#### [Written task]
Images are excluded; otherwise, output every record exactly.
==== Dataset rows
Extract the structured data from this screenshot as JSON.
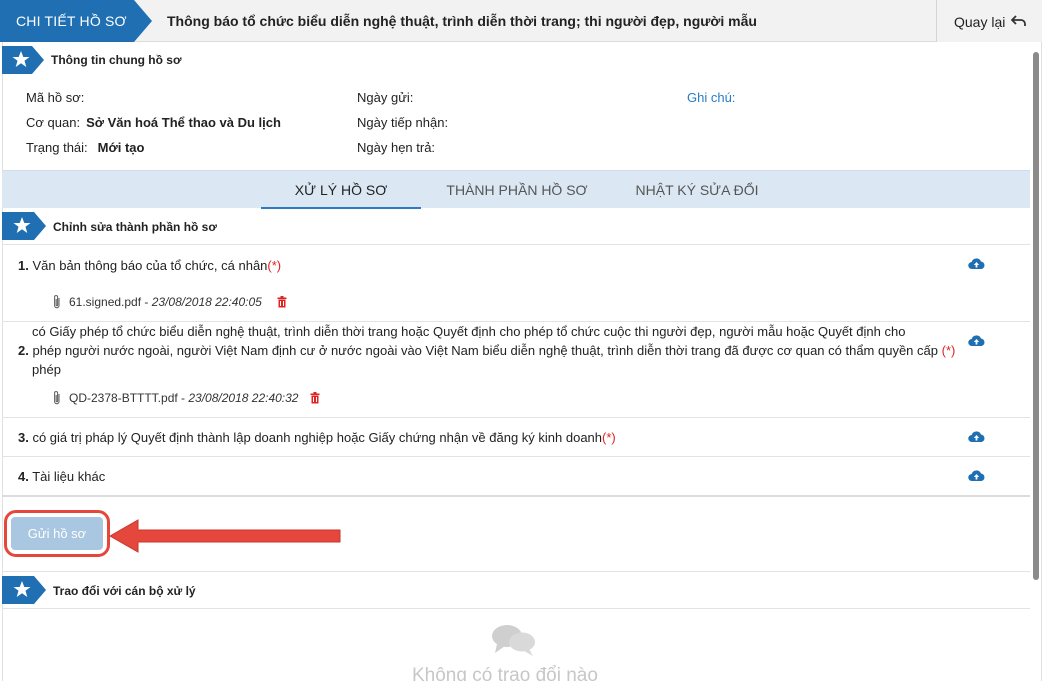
{
  "header": {
    "breadcrumb": "CHI TIẾT HỒ SƠ",
    "title": "Thông báo tổ chức biểu diễn nghệ thuật, trình diễn thời trang; thi người đẹp, người mẫu",
    "back_label": "Quay lại",
    "back_icon": "undo-arrow-icon"
  },
  "general_info": {
    "section_title": "Thông tin chung hồ sơ",
    "ma_ho_so_label": "Mã hồ sơ:",
    "co_quan_label": "Cơ quan:",
    "co_quan_value": "Sở Văn hoá Thể thao và Du lịch",
    "trang_thai_label": "Trạng thái:",
    "trang_thai_value": "Mới tạo",
    "ngay_gui_label": "Ngày gửi:",
    "ngay_tiep_nhan_label": "Ngày tiếp nhận:",
    "ngay_hen_tra_label": "Ngày hẹn trả:",
    "ghi_chu_label": "Ghi chú:"
  },
  "tabs": [
    {
      "label": "XỬ LÝ HỒ SƠ",
      "active": true
    },
    {
      "label": "THÀNH PHẦN HỒ SƠ",
      "active": false
    },
    {
      "label": "NHẬT KÝ SỬA ĐỔI",
      "active": false
    }
  ],
  "components": {
    "section_title": "Chỉnh sửa thành phần hồ sơ",
    "required_mark": "(*)",
    "items": [
      {
        "number": "1.",
        "title": "Văn bản thông báo của tổ chức, cá nhân",
        "required": true,
        "file_name": "61.signed.pdf",
        "file_sep": " - ",
        "file_date": "23/08/2018 22:40:05"
      },
      {
        "number": "2.",
        "title_line1": "có Giấy phép tổ chức biểu diễn nghệ thuật, trình diễn thời trang hoặc Quyết định cho phép tổ chức cuộc thi người đẹp, người mẫu hoặc Quyết định cho",
        "title_line2": "phép người nước ngoài, người Việt Nam định cư ở nước ngoài vào Việt Nam biểu diễn nghệ thuật, trình diễn thời trang đã được cơ quan có thẩm quyền cấp",
        "title_line3": "phép",
        "required": true,
        "file_name": "QD-2378-BTTTT.pdf",
        "file_sep": " - ",
        "file_date": "23/08/2018 22:40:32"
      },
      {
        "number": "3.",
        "title": "có giá trị pháp lý Quyết định thành lập doanh nghiệp hoặc Giấy chứng nhận về đăng ký kinh doanh",
        "required": true
      },
      {
        "number": "4.",
        "title": "Tài liệu khác",
        "required": false
      }
    ]
  },
  "actions": {
    "send_label": "Gửi hồ sơ"
  },
  "discussion": {
    "section_title": "Trao đổi với cán bộ xử lý",
    "empty_text": "Không có trao đổi nào"
  },
  "colors": {
    "primary": "#1f6fb2",
    "highlight": "#e5473d",
    "required": "#e02222",
    "link": "#2a7dc4"
  }
}
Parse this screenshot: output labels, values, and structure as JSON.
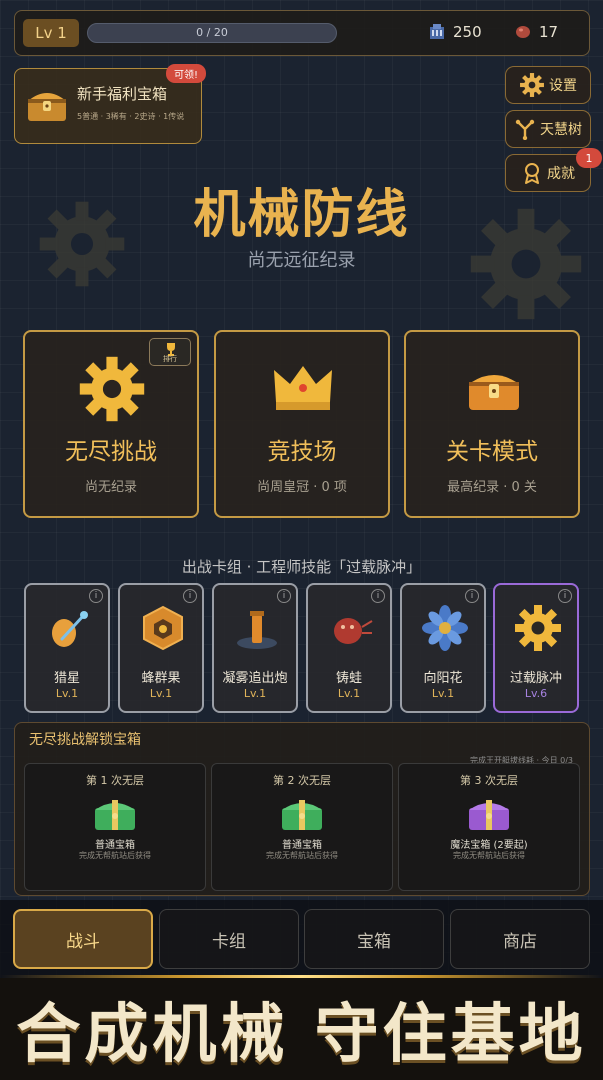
{
  "topbar": {
    "level": "Lv 1",
    "xp_text": "0 / 20",
    "xp_fraction": 0,
    "currency_a": "250",
    "currency_b": "17"
  },
  "newbie_chest": {
    "title": "新手福利宝箱",
    "subtitle": "5普通 · 3稀有 · 2史诗 · 1传说",
    "badge": "可领!"
  },
  "side_buttons": {
    "settings": "设置",
    "tech_tree": "天慧树",
    "achievements": "成就",
    "achievements_badge": "1"
  },
  "header": {
    "title": "机械防线",
    "subtitle": "尚无远征纪录"
  },
  "modes": [
    {
      "name": "无尽挑战",
      "sub": "尚无纪录",
      "rank_label": "排行"
    },
    {
      "name": "竞技场",
      "sub": "尚周皇冠 · 0 项"
    },
    {
      "name": "关卡模式",
      "sub": "最高纪录 · 0 关"
    }
  ],
  "deck": {
    "label": "出战卡组 · 工程师技能「过载脉冲」",
    "cards": [
      {
        "name": "猎星",
        "level": "Lv.1"
      },
      {
        "name": "蜂群果",
        "level": "Lv.1"
      },
      {
        "name": "凝雾追出炮",
        "level": "Lv.1"
      },
      {
        "name": "铸蛙",
        "level": "Lv.1"
      },
      {
        "name": "向阳花",
        "level": "Lv.1"
      },
      {
        "name": "过载脉冲",
        "level": "Lv.6"
      }
    ]
  },
  "unlock": {
    "title": "无尽挑战解锁宝箱",
    "note": "完成王开艇拔线耗 · 今日 0/3",
    "boxes": [
      {
        "head": "第 1 次无层",
        "name": "普通宝箱",
        "desc": "完成无帮航站后获得"
      },
      {
        "head": "第 2 次无层",
        "name": "普通宝箱",
        "desc": "完成无帮航站后获得"
      },
      {
        "head": "第 3 次无层",
        "name": "魔法宝箱 (2要起)",
        "desc": "完成无帮航站后获得"
      }
    ]
  },
  "tabs": [
    "战斗",
    "卡组",
    "宝箱",
    "商店"
  ],
  "banner": "合成机械 守住基地",
  "colors": {
    "accent": "#e9b34f",
    "background": "#1b2330",
    "badge_red": "#d34a3c",
    "rare_purple": "#9a6ad8"
  }
}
========
#### [Final result]
Extract the structured data from this screenshot as JSON.
{
  "header": {
    "breadcrumb": "CHI TIẾT HỒ SƠ",
    "title": "Thông báo tổ chức biểu diễn nghệ thuật, trình diễn thời trang; thi người đẹp, người mẫu",
    "back_label": "Quay lại",
    "back_icon": "undo-arrow-icon"
  },
  "general_info": {
    "section_title": "Thông tin chung hồ sơ",
    "ma_ho_so_label": "Mã hồ sơ:",
    "co_quan_label": "Cơ quan:",
    "co_quan_value": "Sở Văn hoá Thể thao và Du lịch",
    "trang_thai_label": "Trạng thái:",
    "trang_thai_value": "Mới tạo",
    "ngay_gui_label": "Ngày gửi:",
    "ngay_tiep_nhan_label": "Ngày tiếp nhận:",
    "ngay_hen_tra_label": "Ngày hẹn trả:",
    "ghi_chu_label": "Ghi chú:"
  },
  "tabs": [
    {
      "label": "XỬ LÝ HỒ SƠ",
      "active": true
    },
    {
      "label": "THÀNH PHẦN HỒ SƠ",
      "active": false
    },
    {
      "label": "NHẬT KÝ SỬA ĐỔI",
      "active": false
    }
  ],
  "components": {
    "section_title": "Chỉnh sửa thành phần hồ sơ",
    "required_mark": "(*)",
    "items": [
      {
        "number": "1.",
        "title": "Văn bản thông báo của tổ chức, cá nhân",
        "required": true,
        "file_name": "61.signed.pdf",
        "file_sep": " - ",
        "file_date": "23/08/2018 22:40:05"
      },
      {
        "number": "2.",
        "title_line1": "có Giấy phép tổ chức biểu diễn nghệ thuật, trình diễn thời trang hoặc Quyết định cho phép tổ chức cuộc thi người đẹp, người mẫu hoặc Quyết định cho",
        "title_line2": "phép người nước ngoài, người Việt Nam định cư ở nước ngoài vào Việt Nam biểu diễn nghệ thuật, trình diễn thời trang đã được cơ quan có thẩm quyền cấp",
        "title_line3": "phép",
        "required": true,
        "file_name": "QD-2378-BTTTT.pdf",
        "file_sep": " - ",
        "file_date": "23/08/2018 22:40:32"
      },
      {
        "number": "3.",
        "title": "có giá trị pháp lý Quyết định thành lập doanh nghiệp hoặc Giấy chứng nhận về đăng ký kinh doanh",
        "required": true
      },
      {
        "number": "4.",
        "title": "Tài liệu khác",
        "required": false
      }
    ]
  },
  "actions": {
    "send_label": "Gửi hồ sơ"
  },
  "discussion": {
    "section_title": "Trao đổi với cán bộ xử lý",
    "empty_text": "Không có trao đổi nào"
  },
  "colors": {
    "primary": "#1f6fb2",
    "highlight": "#e5473d",
    "required": "#e02222",
    "link": "#2a7dc4"
  }
}
Parse this screenshot: output labels, values, and structure as JSON.
{
  "topbar": {
    "level": "Lv 1",
    "xp_text": "0 / 20",
    "xp_fraction": 0,
    "currency_a": "250",
    "currency_b": "17"
  },
  "newbie_chest": {
    "title": "新手福利宝箱",
    "subtitle": "5普通 · 3稀有 · 2史诗 · 1传说",
    "badge": "可领!"
  },
  "side_buttons": {
    "settings": "设置",
    "tech_tree": "天慧树",
    "achievements": "成就",
    "achievements_badge": "1"
  },
  "header": {
    "title": "机械防线",
    "subtitle": "尚无远征纪录"
  },
  "modes": [
    {
      "name": "无尽挑战",
      "sub": "尚无纪录",
      "rank_label": "排行"
    },
    {
      "name": "竞技场",
      "sub": "尚周皇冠 · 0 项"
    },
    {
      "name": "关卡模式",
      "sub": "最高纪录 · 0 关"
    }
  ],
  "deck": {
    "label": "出战卡组 · 工程师技能「过载脉冲」",
    "cards": [
      {
        "name": "猎星",
        "level": "Lv.1"
      },
      {
        "name": "蜂群果",
        "level": "Lv.1"
      },
      {
        "name": "凝雾追出炮",
        "level": "Lv.1"
      },
      {
        "name": "铸蛙",
        "level": "Lv.1"
      },
      {
        "name": "向阳花",
        "level": "Lv.1"
      },
      {
        "name": "过载脉冲",
        "level": "Lv.6"
      }
    ]
  },
  "unlock": {
    "title": "无尽挑战解锁宝箱",
    "note": "完成王开艇拔线耗 · 今日 0/3",
    "boxes": [
      {
        "head": "第 1 次无层",
        "name": "普通宝箱",
        "desc": "完成无帮航站后获得"
      },
      {
        "head": "第 2 次无层",
        "name": "普通宝箱",
        "desc": "完成无帮航站后获得"
      },
      {
        "head": "第 3 次无层",
        "name": "魔法宝箱 (2要起)",
        "desc": "完成无帮航站后获得"
      }
    ]
  },
  "tabs": [
    "战斗",
    "卡组",
    "宝箱",
    "商店"
  ],
  "banner": "合成机械 守住基地",
  "colors": {
    "accent": "#e9b34f",
    "background": "#1b2330",
    "badge_red": "#d34a3c",
    "rare_purple": "#9a6ad8"
  }
}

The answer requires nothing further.